Your task is to restate the data word for word.
BEGIN Recorded data
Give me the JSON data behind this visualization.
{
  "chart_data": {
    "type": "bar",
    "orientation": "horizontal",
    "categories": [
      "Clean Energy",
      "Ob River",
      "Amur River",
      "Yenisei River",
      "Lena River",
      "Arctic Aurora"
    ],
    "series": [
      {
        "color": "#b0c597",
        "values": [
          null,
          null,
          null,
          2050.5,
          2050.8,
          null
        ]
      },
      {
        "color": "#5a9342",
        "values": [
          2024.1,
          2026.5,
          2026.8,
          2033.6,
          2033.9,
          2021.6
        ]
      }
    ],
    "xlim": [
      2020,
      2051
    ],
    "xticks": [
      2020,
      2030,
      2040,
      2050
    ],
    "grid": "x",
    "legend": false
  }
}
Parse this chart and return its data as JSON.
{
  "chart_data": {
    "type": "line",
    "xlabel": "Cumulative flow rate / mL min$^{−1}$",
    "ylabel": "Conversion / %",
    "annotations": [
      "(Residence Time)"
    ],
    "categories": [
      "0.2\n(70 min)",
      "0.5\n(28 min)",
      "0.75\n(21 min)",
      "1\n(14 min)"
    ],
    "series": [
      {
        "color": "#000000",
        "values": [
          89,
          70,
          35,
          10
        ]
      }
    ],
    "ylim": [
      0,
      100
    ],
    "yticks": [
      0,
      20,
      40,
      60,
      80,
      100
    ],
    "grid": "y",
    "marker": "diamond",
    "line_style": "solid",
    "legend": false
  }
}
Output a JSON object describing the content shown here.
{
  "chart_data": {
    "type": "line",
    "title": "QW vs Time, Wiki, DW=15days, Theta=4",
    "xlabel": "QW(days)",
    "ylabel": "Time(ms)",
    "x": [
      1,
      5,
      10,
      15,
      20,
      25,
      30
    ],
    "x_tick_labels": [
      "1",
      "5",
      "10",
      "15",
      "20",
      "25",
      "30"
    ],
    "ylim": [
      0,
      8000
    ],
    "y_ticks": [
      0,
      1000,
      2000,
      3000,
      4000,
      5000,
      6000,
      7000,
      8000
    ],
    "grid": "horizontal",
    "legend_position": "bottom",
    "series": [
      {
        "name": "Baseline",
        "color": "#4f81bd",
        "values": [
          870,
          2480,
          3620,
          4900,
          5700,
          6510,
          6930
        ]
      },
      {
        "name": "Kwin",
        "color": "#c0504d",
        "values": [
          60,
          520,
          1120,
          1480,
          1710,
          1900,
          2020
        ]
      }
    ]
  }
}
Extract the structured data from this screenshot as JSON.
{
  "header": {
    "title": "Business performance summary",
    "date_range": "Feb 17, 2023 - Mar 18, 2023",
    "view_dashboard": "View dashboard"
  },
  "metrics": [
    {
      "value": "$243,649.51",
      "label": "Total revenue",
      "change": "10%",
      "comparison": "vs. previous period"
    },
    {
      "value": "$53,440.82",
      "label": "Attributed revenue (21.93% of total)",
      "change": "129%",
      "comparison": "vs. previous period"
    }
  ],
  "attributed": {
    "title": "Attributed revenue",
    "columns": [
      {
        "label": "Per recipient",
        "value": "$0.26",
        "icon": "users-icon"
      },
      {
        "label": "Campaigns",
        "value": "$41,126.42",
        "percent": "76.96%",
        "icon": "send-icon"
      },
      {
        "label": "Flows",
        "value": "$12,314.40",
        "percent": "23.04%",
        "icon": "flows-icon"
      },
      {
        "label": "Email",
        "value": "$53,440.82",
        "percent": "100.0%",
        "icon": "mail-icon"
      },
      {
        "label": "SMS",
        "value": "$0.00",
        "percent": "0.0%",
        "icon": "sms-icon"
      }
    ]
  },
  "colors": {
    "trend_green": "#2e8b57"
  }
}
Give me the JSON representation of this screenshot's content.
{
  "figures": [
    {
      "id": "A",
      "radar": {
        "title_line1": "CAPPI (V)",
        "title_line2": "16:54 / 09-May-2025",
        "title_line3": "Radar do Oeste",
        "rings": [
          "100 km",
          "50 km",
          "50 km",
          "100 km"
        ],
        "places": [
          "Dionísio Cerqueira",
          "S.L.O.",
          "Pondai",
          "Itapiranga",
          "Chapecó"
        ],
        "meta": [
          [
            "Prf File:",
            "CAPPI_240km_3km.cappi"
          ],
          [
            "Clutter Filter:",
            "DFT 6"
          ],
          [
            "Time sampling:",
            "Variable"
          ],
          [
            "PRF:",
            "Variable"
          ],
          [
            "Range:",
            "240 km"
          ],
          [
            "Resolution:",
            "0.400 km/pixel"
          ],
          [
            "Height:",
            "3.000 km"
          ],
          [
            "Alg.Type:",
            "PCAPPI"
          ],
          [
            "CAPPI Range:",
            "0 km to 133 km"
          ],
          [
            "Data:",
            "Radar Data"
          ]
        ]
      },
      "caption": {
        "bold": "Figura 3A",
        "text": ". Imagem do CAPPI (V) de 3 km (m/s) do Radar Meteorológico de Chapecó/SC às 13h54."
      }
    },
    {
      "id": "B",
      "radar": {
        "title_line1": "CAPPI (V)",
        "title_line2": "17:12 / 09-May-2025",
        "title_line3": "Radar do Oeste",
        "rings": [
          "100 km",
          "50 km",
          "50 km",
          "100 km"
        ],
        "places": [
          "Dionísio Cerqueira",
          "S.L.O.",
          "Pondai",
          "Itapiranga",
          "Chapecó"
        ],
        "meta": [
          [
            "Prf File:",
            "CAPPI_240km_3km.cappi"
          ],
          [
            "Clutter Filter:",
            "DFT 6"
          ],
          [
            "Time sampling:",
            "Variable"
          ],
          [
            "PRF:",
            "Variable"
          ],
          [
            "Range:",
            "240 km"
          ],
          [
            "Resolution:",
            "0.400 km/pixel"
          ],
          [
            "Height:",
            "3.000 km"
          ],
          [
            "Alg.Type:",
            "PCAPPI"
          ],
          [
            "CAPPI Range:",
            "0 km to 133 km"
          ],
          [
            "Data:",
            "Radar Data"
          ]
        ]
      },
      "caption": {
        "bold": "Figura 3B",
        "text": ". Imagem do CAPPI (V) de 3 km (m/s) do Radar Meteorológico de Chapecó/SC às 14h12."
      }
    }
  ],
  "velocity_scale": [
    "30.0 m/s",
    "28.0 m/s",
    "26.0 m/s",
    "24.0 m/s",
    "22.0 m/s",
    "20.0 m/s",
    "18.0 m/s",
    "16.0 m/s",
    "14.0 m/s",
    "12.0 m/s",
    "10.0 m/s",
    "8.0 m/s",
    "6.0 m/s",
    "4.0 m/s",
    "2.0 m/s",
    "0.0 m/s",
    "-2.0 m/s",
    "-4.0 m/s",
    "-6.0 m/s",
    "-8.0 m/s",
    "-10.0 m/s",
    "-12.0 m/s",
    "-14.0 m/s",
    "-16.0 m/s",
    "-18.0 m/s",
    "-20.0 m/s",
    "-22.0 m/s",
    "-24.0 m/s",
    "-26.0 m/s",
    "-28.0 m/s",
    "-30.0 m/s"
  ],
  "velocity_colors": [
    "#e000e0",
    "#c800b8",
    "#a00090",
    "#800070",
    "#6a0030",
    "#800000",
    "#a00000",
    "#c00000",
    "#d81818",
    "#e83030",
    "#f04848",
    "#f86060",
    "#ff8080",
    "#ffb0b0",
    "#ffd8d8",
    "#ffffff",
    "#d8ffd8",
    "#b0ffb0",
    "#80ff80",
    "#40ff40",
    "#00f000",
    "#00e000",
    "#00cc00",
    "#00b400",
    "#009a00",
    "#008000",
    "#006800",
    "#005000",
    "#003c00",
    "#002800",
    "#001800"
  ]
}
END Recorded data
**Answer to this problem**:
Give me the JSON data behind this visualization.
{
  "chart_data": {
    "type": "bar",
    "orientation": "horizontal",
    "categories": [
      "Clean Energy",
      "Ob River",
      "Amur River",
      "Yenisei River",
      "Lena River",
      "Arctic Aurora"
    ],
    "series": [
      {
        "color": "#b0c597",
        "values": [
          null,
          null,
          null,
          2050.5,
          2050.8,
          null
        ]
      },
      {
        "color": "#5a9342",
        "values": [
          2024.1,
          2026.5,
          2026.8,
          2033.6,
          2033.9,
          2021.6
        ]
      }
    ],
    "xlim": [
      2020,
      2051
    ],
    "xticks": [
      2020,
      2030,
      2040,
      2050
    ],
    "grid": "x",
    "legend": false
  }
}
Parse this chart and return its data as JSON.
{
  "chart_data": {
    "type": "line",
    "xlabel": "Cumulative flow rate / mL min$^{−1}$",
    "ylabel": "Conversion / %",
    "annotations": [
      "(Residence Time)"
    ],
    "categories": [
      "0.2\n(70 min)",
      "0.5\n(28 min)",
      "0.75\n(21 min)",
      "1\n(14 min)"
    ],
    "series": [
      {
        "color": "#000000",
        "values": [
          89,
          70,
          35,
          10
        ]
      }
    ],
    "ylim": [
      0,
      100
    ],
    "yticks": [
      0,
      20,
      40,
      60,
      80,
      100
    ],
    "grid": "y",
    "marker": "diamond",
    "line_style": "solid",
    "legend": false
  }
}
Output a JSON object describing the content shown here.
{
  "chart_data": {
    "type": "line",
    "title": "QW vs Time, Wiki, DW=15days, Theta=4",
    "xlabel": "QW(days)",
    "ylabel": "Time(ms)",
    "x": [
      1,
      5,
      10,
      15,
      20,
      25,
      30
    ],
    "x_tick_labels": [
      "1",
      "5",
      "10",
      "15",
      "20",
      "25",
      "30"
    ],
    "ylim": [
      0,
      8000
    ],
    "y_ticks": [
      0,
      1000,
      2000,
      3000,
      4000,
      5000,
      6000,
      7000,
      8000
    ],
    "grid": "horizontal",
    "legend_position": "bottom",
    "series": [
      {
        "name": "Baseline",
        "color": "#4f81bd",
        "values": [
          870,
          2480,
          3620,
          4900,
          5700,
          6510,
          6930
        ]
      },
      {
        "name": "Kwin",
        "color": "#c0504d",
        "values": [
          60,
          520,
          1120,
          1480,
          1710,
          1900,
          2020
        ]
      }
    ]
  }
}
Extract the structured data from this screenshot as JSON.
{
  "header": {
    "title": "Business performance summary",
    "date_range": "Feb 17, 2023 - Mar 18, 2023",
    "view_dashboard": "View dashboard"
  },
  "metrics": [
    {
      "value": "$243,649.51",
      "label": "Total revenue",
      "change": "10%",
      "comparison": "vs. previous period"
    },
    {
      "value": "$53,440.82",
      "label": "Attributed revenue (21.93% of total)",
      "change": "129%",
      "comparison": "vs. previous period"
    }
  ],
  "attributed": {
    "title": "Attributed revenue",
    "columns": [
      {
        "label": "Per recipient",
        "value": "$0.26",
        "icon": "users-icon"
      },
      {
        "label": "Campaigns",
        "value": "$41,126.42",
        "percent": "76.96%",
        "icon": "send-icon"
      },
      {
        "label": "Flows",
        "value": "$12,314.40",
        "percent": "23.04%",
        "icon": "flows-icon"
      },
      {
        "label": "Email",
        "value": "$53,440.82",
        "percent": "100.0%",
        "icon": "mail-icon"
      },
      {
        "label": "SMS",
        "value": "$0.00",
        "percent": "0.0%",
        "icon": "sms-icon"
      }
    ]
  },
  "colors": {
    "trend_green": "#2e8b57"
  }
}
Give me the JSON representation of this screenshot's content.
{
  "figures": [
    {
      "id": "A",
      "radar": {
        "title_line1": "CAPPI (V)",
        "title_line2": "16:54 / 09-May-2025",
        "title_line3": "Radar do Oeste",
        "rings": [
          "100 km",
          "50 km",
          "50 km",
          "100 km"
        ],
        "places": [
          "Dionísio Cerqueira",
          "S.L.O.",
          "Pondai",
          "Itapiranga",
          "Chapecó"
        ],
        "meta": [
          [
            "Prf File:",
            "CAPPI_240km_3km.cappi"
          ],
          [
            "Clutter Filter:",
            "DFT 6"
          ],
          [
            "Time sampling:",
            "Variable"
          ],
          [
            "PRF:",
            "Variable"
          ],
          [
            "Range:",
            "240 km"
          ],
          [
            "Resolution:",
            "0.400 km/pixel"
          ],
          [
            "Height:",
            "3.000 km"
          ],
          [
            "Alg.Type:",
            "PCAPPI"
          ],
          [
            "CAPPI Range:",
            "0 km to 133 km"
          ],
          [
            "Data:",
            "Radar Data"
          ]
        ]
      },
      "caption": {
        "bold": "Figura 3A",
        "text": ". Imagem do CAPPI (V) de 3 km (m/s) do Radar Meteorológico de Chapecó/SC às 13h54."
      }
    },
    {
      "id": "B",
      "radar": {
        "title_line1": "CAPPI (V)",
        "title_line2": "17:12 / 09-May-2025",
        "title_line3": "Radar do Oeste",
        "rings": [
          "100 km",
          "50 km",
          "50 km",
          "100 km"
        ],
        "places": [
          "Dionísio Cerqueira",
          "S.L.O.",
          "Pondai",
          "Itapiranga",
          "Chapecó"
        ],
        "meta": [
          [
            "Prf File:",
            "CAPPI_240km_3km.cappi"
          ],
          [
            "Clutter Filter:",
            "DFT 6"
          ],
          [
            "Time sampling:",
            "Variable"
          ],
          [
            "PRF:",
            "Variable"
          ],
          [
            "Range:",
            "240 km"
          ],
          [
            "Resolution:",
            "0.400 km/pixel"
          ],
          [
            "Height:",
            "3.000 km"
          ],
          [
            "Alg.Type:",
            "PCAPPI"
          ],
          [
            "CAPPI Range:",
            "0 km to 133 km"
          ],
          [
            "Data:",
            "Radar Data"
          ]
        ]
      },
      "caption": {
        "bold": "Figura 3B",
        "text": ". Imagem do CAPPI (V) de 3 km (m/s) do Radar Meteorológico de Chapecó/SC às 14h12."
      }
    }
  ],
  "velocity_scale": [
    "30.0 m/s",
    "28.0 m/s",
    "26.0 m/s",
    "24.0 m/s",
    "22.0 m/s",
    "20.0 m/s",
    "18.0 m/s",
    "16.0 m/s",
    "14.0 m/s",
    "12.0 m/s",
    "10.0 m/s",
    "8.0 m/s",
    "6.0 m/s",
    "4.0 m/s",
    "2.0 m/s",
    "0.0 m/s",
    "-2.0 m/s",
    "-4.0 m/s",
    "-6.0 m/s",
    "-8.0 m/s",
    "-10.0 m/s",
    "-12.0 m/s",
    "-14.0 m/s",
    "-16.0 m/s",
    "-18.0 m/s",
    "-20.0 m/s",
    "-22.0 m/s",
    "-24.0 m/s",
    "-26.0 m/s",
    "-28.0 m/s",
    "-30.0 m/s"
  ],
  "velocity_colors": [
    "#e000e0",
    "#c800b8",
    "#a00090",
    "#800070",
    "#6a0030",
    "#800000",
    "#a00000",
    "#c00000",
    "#d81818",
    "#e83030",
    "#f04848",
    "#f86060",
    "#ff8080",
    "#ffb0b0",
    "#ffd8d8",
    "#ffffff",
    "#d8ffd8",
    "#b0ffb0",
    "#80ff80",
    "#40ff40",
    "#00f000",
    "#00e000",
    "#00cc00",
    "#00b400",
    "#009a00",
    "#008000",
    "#006800",
    "#005000",
    "#003c00",
    "#002800",
    "#001800"
  ]
}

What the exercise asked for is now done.